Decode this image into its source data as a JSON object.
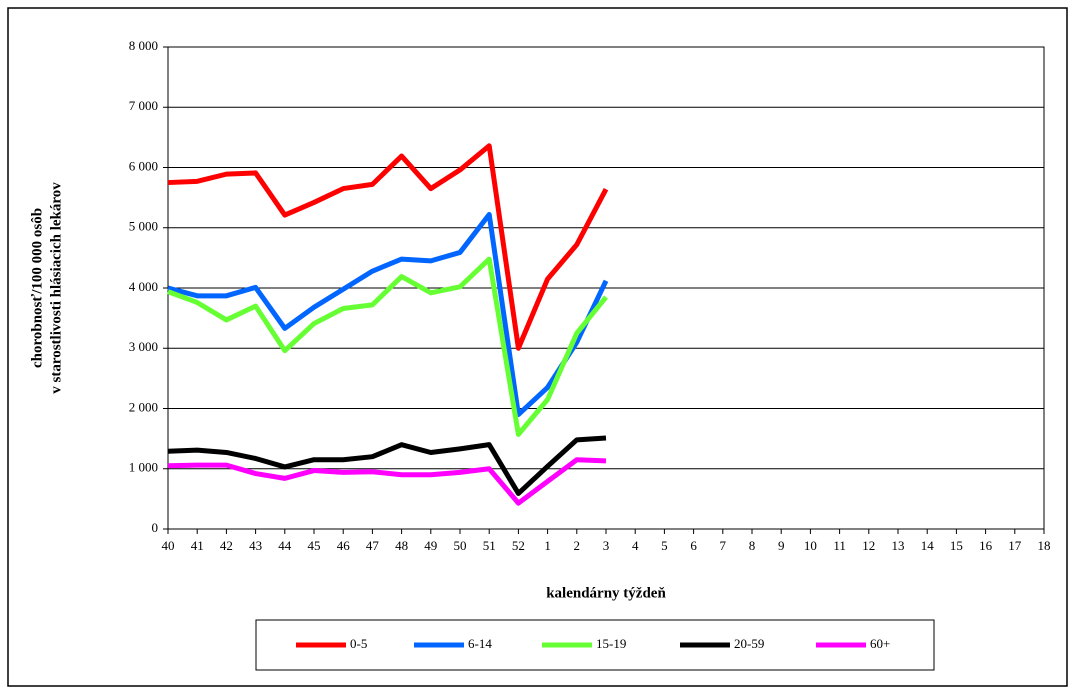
{
  "chart_data": {
    "type": "line",
    "xlabel": "kalendárny týždeň",
    "ylabel": [
      "chorobnosť/100 000 osôb",
      "v starostlivosti hlásiacich lekárov"
    ],
    "categories": [
      "40",
      "41",
      "42",
      "43",
      "44",
      "45",
      "46",
      "47",
      "48",
      "49",
      "50",
      "51",
      "52",
      "1",
      "2",
      "3",
      "4",
      "5",
      "6",
      "7",
      "8",
      "9",
      "10",
      "11",
      "12",
      "13",
      "14",
      "15",
      "16",
      "17",
      "18"
    ],
    "ylim": [
      0,
      8000
    ],
    "yticks": [
      0,
      {
        "value": 1000,
        "label": "1 000"
      },
      {
        "value": 2000,
        "label": "2 000"
      },
      {
        "value": 3000,
        "label": "3 000"
      },
      {
        "value": 4000,
        "label": "4 000"
      },
      {
        "value": 5000,
        "label": "5 000"
      },
      {
        "value": 6000,
        "label": "6 000"
      },
      {
        "value": 7000,
        "label": "7 000"
      },
      {
        "value": 8000,
        "label": "8 000"
      }
    ],
    "grid": true,
    "legend": "bottom",
    "series": [
      {
        "name": "0-5",
        "color": "#ff0000",
        "values": [
          5750,
          5770,
          5890,
          5910,
          5210,
          5420,
          5650,
          5720,
          6190,
          5650,
          5960,
          6360,
          3000,
          4150,
          4720,
          5640,
          null,
          null,
          null,
          null,
          null,
          null,
          null,
          null,
          null,
          null,
          null,
          null,
          null,
          null,
          null
        ]
      },
      {
        "name": "6-14",
        "color": "#0066ff",
        "values": [
          4000,
          3870,
          3870,
          4010,
          3330,
          3680,
          3980,
          4280,
          4480,
          4450,
          4590,
          5220,
          1900,
          2350,
          3100,
          4120,
          null,
          null,
          null,
          null,
          null,
          null,
          null,
          null,
          null,
          null,
          null,
          null,
          null,
          null,
          null
        ]
      },
      {
        "name": "15-19",
        "color": "#66ff33",
        "values": [
          3940,
          3760,
          3470,
          3700,
          2960,
          3410,
          3660,
          3720,
          4190,
          3920,
          4020,
          4480,
          1570,
          2150,
          3250,
          3850,
          null,
          null,
          null,
          null,
          null,
          null,
          null,
          null,
          null,
          null,
          null,
          null,
          null,
          null,
          null
        ]
      },
      {
        "name": "20-59",
        "color": "#000000",
        "values": [
          1290,
          1310,
          1270,
          1170,
          1030,
          1150,
          1150,
          1200,
          1400,
          1270,
          1330,
          1400,
          590,
          1040,
          1480,
          1510,
          null,
          null,
          null,
          null,
          null,
          null,
          null,
          null,
          null,
          null,
          null,
          null,
          null,
          null,
          null
        ]
      },
      {
        "name": "60+",
        "color": "#ff00ff",
        "values": [
          1050,
          1060,
          1060,
          920,
          840,
          970,
          940,
          950,
          900,
          900,
          940,
          1000,
          430,
          790,
          1150,
          1130,
          null,
          null,
          null,
          null,
          null,
          null,
          null,
          null,
          null,
          null,
          null,
          null,
          null,
          null,
          null
        ]
      }
    ]
  }
}
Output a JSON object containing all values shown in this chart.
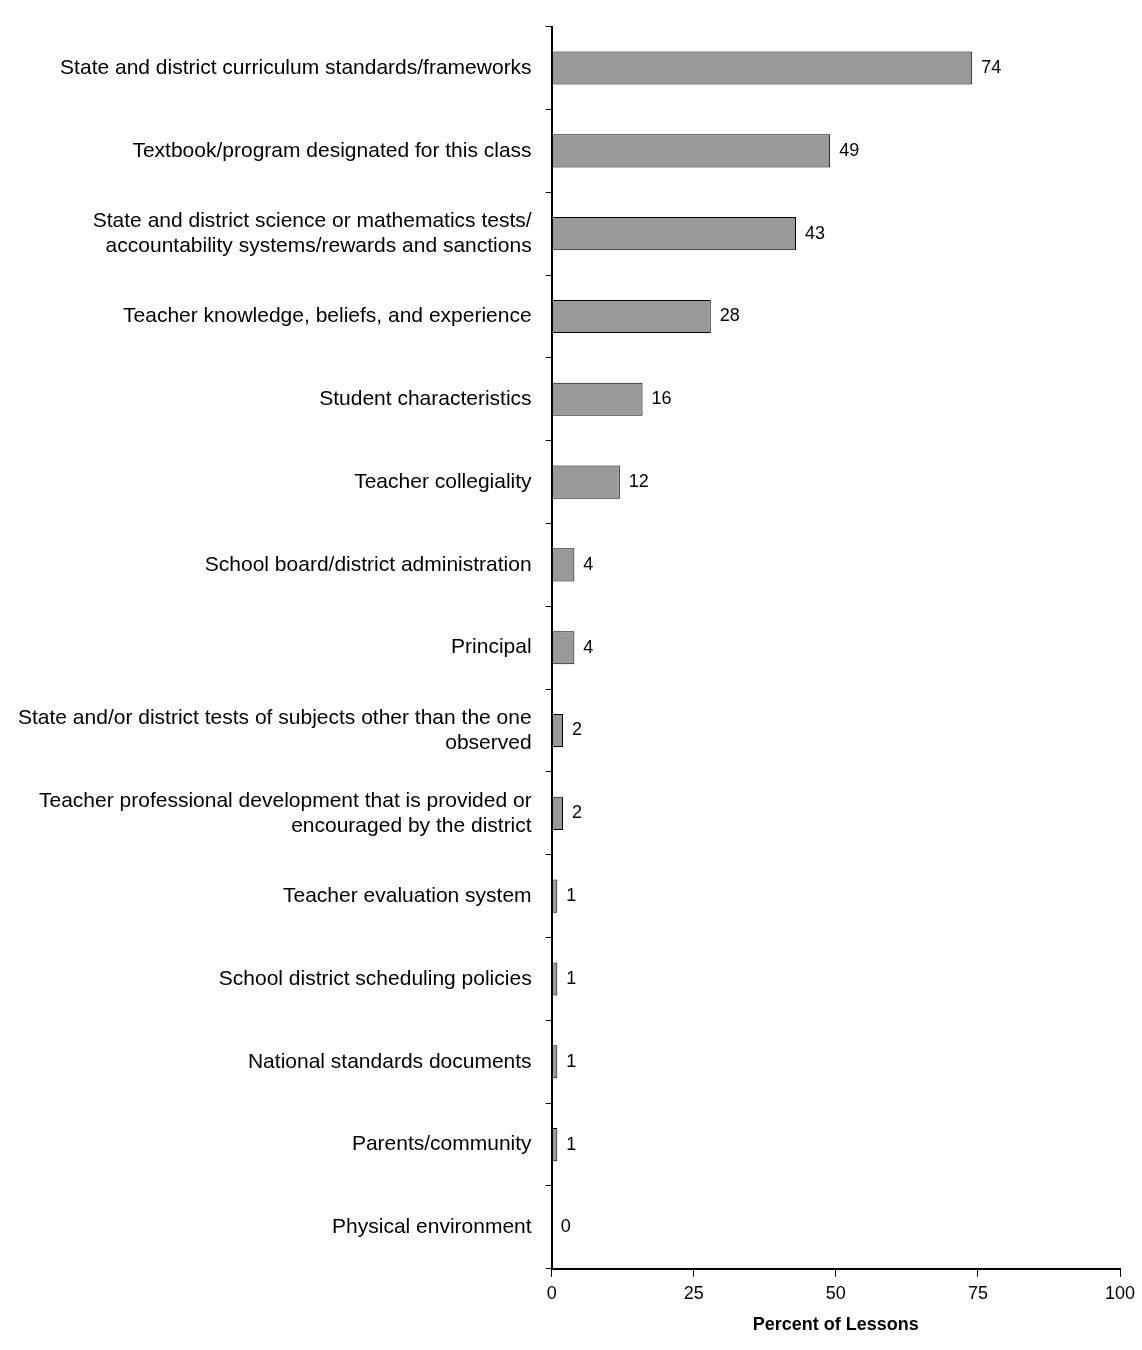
{
  "chart_data": {
    "type": "bar",
    "orientation": "horizontal",
    "xlabel": "Percent of Lessons",
    "categories": [
      "State and district curriculum standards/frameworks",
      "Textbook/program designated for this class",
      "State and district science or mathematics tests/ accountability systems/rewards and sanctions",
      "Teacher knowledge, beliefs, and experience",
      "Student characteristics",
      "Teacher collegiality",
      "School board/district administration",
      "Principal",
      "State and/or district tests of subjects other than the one observed",
      "Teacher professional development that is provided or encouraged by the district",
      "Teacher evaluation system",
      "School district scheduling policies",
      "National standards documents",
      "Parents/community",
      "Physical environment"
    ],
    "values": [
      74,
      49,
      43,
      28,
      16,
      12,
      4,
      4,
      2,
      2,
      1,
      1,
      1,
      1,
      0
    ],
    "color": "#999999",
    "xlim": [
      0,
      100
    ],
    "xticks": [
      0,
      25,
      50,
      75,
      100
    ],
    "grid": false,
    "data_labels": true
  }
}
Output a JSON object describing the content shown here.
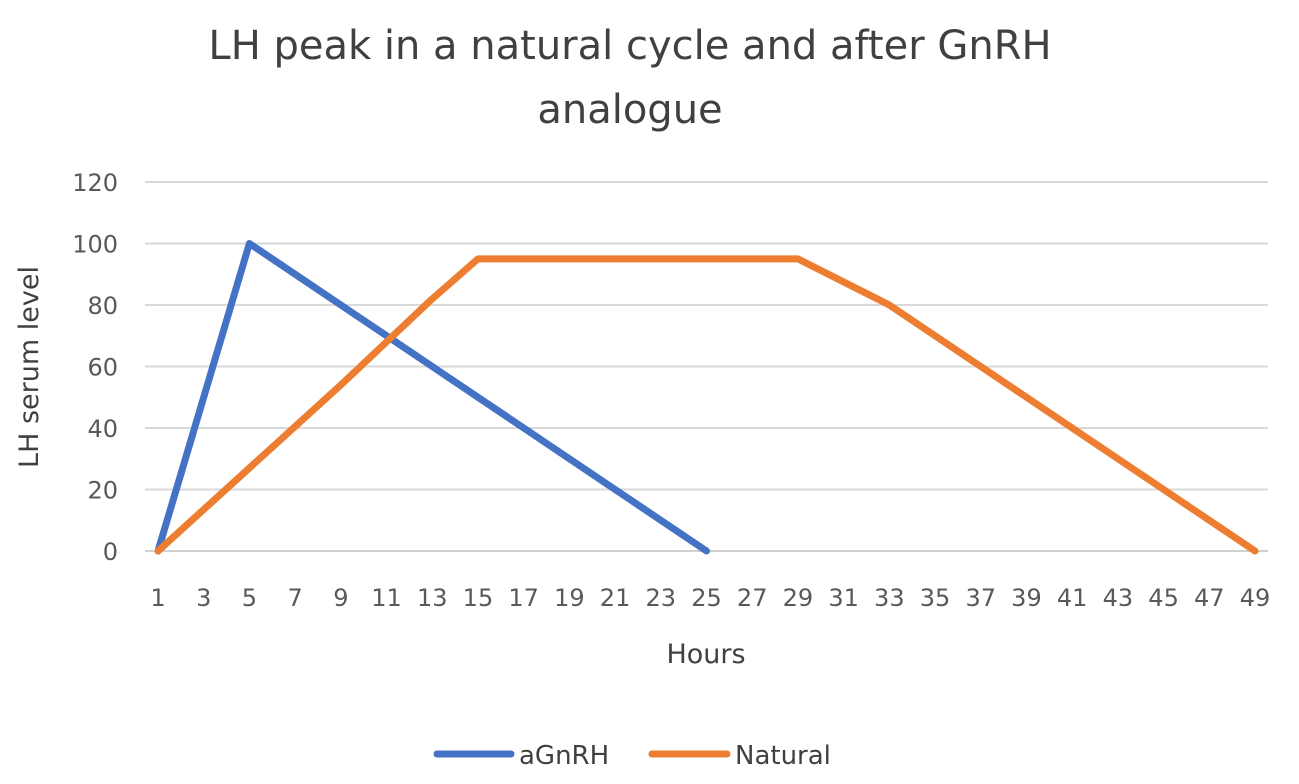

========================================

» Problem to work on
Provide the number of lines in these entries that hold the word "State", without any accompanying text.

» Solution
3